**WRITTEN PROBLEM**: Identify the lines containing the word "MARTINEZ". Copy each one.

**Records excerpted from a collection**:
----

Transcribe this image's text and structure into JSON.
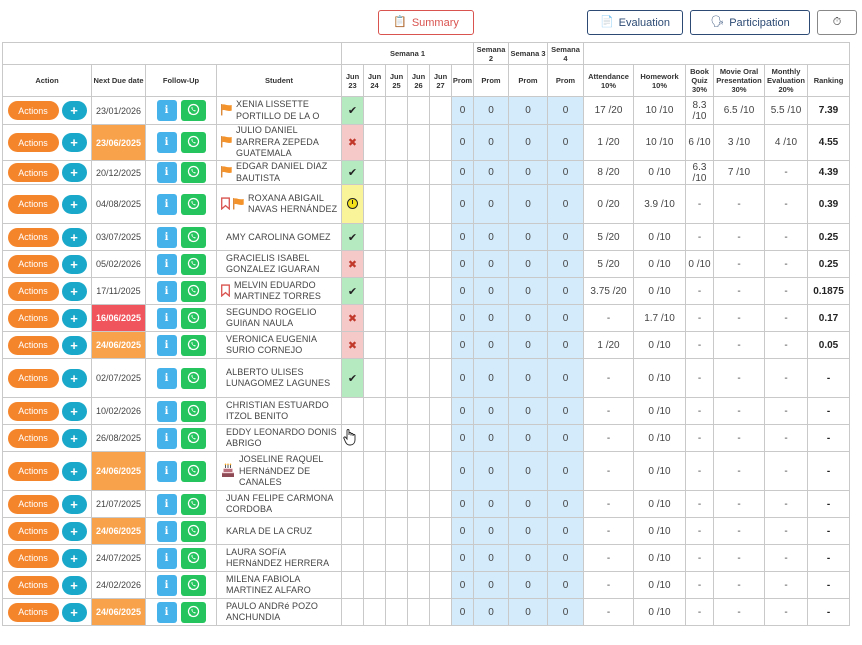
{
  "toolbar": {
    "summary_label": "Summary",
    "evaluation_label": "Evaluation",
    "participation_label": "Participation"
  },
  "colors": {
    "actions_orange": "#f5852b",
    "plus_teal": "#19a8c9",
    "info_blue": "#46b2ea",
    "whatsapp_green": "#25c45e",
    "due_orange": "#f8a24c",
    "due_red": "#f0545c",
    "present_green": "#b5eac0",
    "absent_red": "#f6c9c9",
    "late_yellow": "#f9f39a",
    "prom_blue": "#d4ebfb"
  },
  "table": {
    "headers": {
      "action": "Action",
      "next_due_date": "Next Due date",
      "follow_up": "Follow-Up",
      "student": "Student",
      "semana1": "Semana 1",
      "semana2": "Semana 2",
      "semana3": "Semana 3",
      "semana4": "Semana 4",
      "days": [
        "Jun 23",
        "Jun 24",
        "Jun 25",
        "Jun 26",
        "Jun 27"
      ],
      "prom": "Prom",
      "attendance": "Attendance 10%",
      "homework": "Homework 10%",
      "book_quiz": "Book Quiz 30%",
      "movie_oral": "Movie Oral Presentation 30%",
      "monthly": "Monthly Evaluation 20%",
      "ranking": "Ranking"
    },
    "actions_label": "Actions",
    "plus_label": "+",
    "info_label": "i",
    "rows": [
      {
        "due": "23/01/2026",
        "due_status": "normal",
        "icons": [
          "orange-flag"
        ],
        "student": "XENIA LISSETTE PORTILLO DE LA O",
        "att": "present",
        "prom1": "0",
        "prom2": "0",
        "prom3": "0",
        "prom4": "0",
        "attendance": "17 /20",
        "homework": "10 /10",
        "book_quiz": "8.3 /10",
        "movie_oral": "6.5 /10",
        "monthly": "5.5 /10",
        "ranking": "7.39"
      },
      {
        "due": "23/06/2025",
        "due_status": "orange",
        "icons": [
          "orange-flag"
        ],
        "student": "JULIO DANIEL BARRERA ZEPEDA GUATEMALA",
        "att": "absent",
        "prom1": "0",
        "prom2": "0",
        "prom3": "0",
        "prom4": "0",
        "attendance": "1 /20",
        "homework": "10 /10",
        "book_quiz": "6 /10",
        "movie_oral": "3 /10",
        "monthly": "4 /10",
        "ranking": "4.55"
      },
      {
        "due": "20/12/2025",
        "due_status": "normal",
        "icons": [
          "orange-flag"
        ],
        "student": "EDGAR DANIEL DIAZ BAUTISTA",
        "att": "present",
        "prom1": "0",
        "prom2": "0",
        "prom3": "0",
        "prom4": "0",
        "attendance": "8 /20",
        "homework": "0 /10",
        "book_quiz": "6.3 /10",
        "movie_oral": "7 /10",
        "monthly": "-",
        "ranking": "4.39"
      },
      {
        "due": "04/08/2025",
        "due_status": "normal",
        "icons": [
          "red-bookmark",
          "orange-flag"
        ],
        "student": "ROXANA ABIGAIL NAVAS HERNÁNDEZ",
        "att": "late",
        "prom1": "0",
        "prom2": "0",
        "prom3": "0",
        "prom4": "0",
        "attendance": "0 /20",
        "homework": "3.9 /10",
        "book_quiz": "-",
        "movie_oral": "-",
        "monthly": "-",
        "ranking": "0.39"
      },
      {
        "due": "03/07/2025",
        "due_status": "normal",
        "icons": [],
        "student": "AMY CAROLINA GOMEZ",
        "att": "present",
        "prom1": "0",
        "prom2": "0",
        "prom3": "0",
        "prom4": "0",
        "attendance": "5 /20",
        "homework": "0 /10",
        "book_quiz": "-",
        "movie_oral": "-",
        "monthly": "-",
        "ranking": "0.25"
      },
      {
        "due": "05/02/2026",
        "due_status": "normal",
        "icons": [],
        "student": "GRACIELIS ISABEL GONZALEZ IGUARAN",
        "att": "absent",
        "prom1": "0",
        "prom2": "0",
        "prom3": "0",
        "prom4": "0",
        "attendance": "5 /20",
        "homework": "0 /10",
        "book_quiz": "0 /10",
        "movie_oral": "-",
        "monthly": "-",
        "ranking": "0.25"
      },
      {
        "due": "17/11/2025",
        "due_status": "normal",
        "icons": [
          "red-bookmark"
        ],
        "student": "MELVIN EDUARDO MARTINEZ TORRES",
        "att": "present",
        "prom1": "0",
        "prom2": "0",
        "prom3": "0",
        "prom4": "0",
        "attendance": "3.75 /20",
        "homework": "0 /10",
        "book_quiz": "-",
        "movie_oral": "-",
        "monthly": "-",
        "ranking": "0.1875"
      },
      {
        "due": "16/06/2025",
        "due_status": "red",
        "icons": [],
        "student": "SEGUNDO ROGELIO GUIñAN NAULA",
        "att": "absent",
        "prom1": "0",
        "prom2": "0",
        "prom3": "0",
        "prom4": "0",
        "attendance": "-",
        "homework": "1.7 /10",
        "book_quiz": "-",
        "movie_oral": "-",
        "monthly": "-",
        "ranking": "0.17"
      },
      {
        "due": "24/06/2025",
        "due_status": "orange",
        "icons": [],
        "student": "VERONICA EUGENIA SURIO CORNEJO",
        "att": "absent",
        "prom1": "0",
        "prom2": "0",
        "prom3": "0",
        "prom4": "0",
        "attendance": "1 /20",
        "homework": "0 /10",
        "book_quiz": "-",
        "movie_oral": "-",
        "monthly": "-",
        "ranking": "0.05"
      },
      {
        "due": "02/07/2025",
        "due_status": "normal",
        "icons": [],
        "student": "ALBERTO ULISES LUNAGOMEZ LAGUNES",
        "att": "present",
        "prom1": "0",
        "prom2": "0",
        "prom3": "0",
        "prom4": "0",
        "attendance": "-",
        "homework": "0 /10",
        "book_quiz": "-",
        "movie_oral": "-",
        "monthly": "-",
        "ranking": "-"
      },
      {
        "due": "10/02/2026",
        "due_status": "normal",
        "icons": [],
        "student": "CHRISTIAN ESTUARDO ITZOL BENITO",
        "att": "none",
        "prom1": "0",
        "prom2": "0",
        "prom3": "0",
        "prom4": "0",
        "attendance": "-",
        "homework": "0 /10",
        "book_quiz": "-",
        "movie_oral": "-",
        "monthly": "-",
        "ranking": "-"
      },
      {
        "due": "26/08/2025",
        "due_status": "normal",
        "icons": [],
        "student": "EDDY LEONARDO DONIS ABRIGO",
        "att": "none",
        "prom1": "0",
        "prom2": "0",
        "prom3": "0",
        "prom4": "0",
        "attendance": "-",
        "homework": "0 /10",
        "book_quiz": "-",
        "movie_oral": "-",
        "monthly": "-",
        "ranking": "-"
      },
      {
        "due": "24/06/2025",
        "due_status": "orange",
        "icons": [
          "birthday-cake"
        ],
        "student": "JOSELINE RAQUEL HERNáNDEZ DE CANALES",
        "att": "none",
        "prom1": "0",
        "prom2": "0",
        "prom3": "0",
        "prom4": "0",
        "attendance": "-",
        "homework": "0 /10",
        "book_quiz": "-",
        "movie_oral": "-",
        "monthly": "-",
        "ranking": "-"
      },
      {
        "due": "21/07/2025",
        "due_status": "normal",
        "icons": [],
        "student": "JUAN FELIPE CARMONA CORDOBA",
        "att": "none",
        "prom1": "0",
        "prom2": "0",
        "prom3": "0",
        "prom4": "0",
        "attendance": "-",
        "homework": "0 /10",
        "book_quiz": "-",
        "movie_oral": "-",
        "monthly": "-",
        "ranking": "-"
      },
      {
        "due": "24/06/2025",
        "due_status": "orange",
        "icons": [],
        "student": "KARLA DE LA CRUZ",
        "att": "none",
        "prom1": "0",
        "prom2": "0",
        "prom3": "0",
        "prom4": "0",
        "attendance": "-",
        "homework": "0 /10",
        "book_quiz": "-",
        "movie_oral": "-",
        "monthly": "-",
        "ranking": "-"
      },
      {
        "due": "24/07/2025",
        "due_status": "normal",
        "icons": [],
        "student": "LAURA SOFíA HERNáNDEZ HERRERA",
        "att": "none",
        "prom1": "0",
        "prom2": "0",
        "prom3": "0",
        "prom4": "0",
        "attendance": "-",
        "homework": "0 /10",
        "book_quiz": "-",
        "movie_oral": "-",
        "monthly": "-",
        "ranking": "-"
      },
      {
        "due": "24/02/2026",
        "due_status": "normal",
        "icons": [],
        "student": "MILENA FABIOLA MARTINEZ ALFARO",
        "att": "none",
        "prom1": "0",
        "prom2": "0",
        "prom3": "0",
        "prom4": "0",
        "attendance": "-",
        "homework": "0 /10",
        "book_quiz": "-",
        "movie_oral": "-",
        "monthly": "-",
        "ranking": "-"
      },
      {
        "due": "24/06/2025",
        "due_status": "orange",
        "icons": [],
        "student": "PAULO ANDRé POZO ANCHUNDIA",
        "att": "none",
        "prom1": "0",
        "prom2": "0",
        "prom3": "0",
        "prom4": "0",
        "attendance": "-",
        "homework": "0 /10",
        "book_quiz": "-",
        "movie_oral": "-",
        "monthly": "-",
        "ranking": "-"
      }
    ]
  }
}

----

**RESPONSE**:
        "student": "MELVIN EDUARDO MARTINEZ TORRES",
        "student": "MILENA FABIOLA MARTINEZ ALFARO",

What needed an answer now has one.